SHORT EXERCISE: Select every line holding the word "рублей" and copy it.

Part of a data file
* start *
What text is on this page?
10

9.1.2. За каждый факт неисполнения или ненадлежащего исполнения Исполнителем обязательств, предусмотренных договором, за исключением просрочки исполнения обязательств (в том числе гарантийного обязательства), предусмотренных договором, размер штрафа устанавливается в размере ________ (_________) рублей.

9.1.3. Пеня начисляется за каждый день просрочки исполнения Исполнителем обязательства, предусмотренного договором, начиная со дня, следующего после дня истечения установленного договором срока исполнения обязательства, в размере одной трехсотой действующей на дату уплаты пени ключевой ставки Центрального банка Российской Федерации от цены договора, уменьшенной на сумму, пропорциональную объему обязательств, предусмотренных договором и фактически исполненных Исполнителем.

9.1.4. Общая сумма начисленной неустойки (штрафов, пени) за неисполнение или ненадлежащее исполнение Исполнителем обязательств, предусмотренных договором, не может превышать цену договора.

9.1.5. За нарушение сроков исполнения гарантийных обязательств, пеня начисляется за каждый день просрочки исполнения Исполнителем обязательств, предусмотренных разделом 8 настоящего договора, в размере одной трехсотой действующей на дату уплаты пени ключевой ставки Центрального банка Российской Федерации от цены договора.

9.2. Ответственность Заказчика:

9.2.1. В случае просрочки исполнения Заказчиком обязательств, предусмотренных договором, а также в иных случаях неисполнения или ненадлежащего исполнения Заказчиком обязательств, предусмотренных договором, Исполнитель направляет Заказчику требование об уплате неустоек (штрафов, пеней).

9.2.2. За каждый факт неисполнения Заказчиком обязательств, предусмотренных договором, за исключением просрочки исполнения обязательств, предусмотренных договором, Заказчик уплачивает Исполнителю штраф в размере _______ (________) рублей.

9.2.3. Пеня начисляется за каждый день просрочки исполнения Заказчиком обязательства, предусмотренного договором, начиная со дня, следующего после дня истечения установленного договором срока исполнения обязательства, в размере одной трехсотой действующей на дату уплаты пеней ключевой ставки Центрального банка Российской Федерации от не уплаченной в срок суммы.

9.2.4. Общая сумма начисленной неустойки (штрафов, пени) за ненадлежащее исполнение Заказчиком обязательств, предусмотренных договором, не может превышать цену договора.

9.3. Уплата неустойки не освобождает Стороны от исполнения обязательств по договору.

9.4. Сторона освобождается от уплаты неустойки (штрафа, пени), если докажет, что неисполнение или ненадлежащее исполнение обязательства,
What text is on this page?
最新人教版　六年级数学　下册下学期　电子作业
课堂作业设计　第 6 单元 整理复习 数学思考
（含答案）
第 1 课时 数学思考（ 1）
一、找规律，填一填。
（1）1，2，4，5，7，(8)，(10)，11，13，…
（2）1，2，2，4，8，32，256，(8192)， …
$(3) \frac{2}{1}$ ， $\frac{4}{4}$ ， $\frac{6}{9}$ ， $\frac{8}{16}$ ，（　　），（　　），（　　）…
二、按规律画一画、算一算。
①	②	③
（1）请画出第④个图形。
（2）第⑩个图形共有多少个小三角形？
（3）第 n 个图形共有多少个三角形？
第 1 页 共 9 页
* end *
* start *
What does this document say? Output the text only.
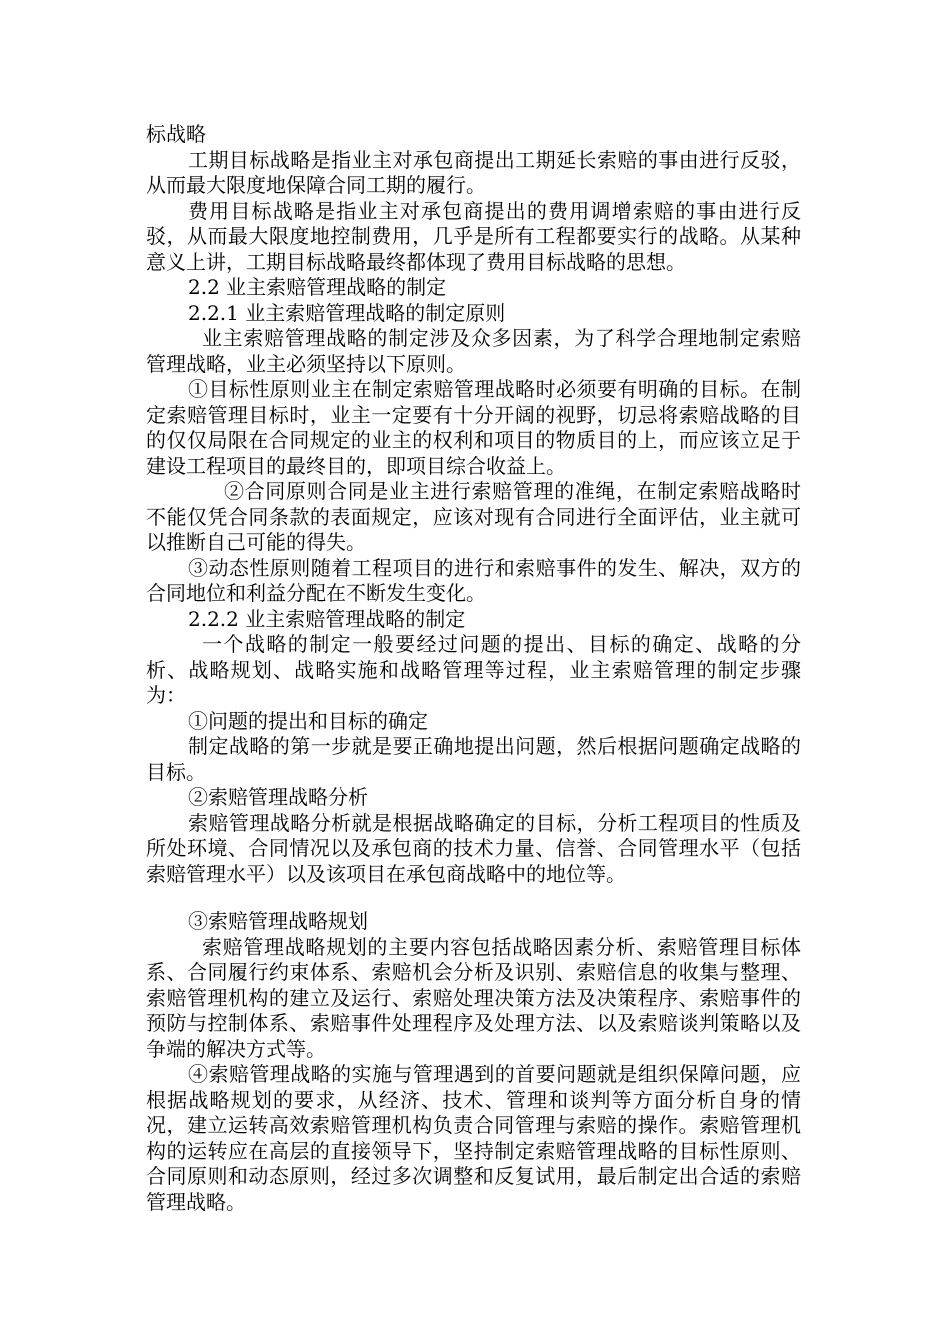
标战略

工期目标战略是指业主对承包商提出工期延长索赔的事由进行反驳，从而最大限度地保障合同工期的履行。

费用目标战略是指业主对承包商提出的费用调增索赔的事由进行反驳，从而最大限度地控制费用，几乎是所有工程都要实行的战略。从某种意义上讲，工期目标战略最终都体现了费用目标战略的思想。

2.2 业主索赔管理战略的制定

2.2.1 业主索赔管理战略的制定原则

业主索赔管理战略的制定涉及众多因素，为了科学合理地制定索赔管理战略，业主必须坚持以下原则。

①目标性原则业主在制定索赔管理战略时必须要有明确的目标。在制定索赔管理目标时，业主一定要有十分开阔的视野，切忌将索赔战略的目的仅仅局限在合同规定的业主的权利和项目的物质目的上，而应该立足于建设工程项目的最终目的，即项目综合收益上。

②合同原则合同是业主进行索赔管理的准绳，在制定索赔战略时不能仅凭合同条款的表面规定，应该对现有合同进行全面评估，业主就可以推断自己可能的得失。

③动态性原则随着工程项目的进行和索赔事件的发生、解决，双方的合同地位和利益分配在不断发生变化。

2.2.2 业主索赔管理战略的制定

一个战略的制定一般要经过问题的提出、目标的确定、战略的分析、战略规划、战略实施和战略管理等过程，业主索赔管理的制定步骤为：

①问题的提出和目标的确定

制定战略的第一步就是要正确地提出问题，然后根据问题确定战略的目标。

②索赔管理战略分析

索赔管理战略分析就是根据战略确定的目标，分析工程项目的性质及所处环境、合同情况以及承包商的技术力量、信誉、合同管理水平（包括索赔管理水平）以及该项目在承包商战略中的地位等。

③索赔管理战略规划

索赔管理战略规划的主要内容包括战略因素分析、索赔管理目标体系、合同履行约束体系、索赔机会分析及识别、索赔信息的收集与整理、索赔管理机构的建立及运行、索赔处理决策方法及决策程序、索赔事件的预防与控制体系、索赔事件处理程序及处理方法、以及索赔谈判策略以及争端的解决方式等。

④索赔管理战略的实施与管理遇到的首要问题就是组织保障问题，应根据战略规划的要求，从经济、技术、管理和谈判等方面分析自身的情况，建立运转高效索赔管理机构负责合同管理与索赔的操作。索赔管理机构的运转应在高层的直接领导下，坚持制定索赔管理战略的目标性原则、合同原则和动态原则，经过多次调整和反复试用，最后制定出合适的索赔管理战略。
* end *
SOLVED PROBLEM:
9.1.2. За каждый факт неисполнения или ненадлежащего исполнения Исполнителем обязательств, предусмотренных договором, за исключением просрочки исполнения обязательств (в том числе гарантийного обязательства), предусмотренных договором, размер штрафа устанавливается в размере ________ (_________) рублей.
9.2.2. За каждый факт неисполнения Заказчиком обязательств, предусмотренных договором, за исключением просрочки исполнения обязательств, предусмотренных договором, Заказчик уплачивает Исполнителю штраф в размере _______ (________) рублей.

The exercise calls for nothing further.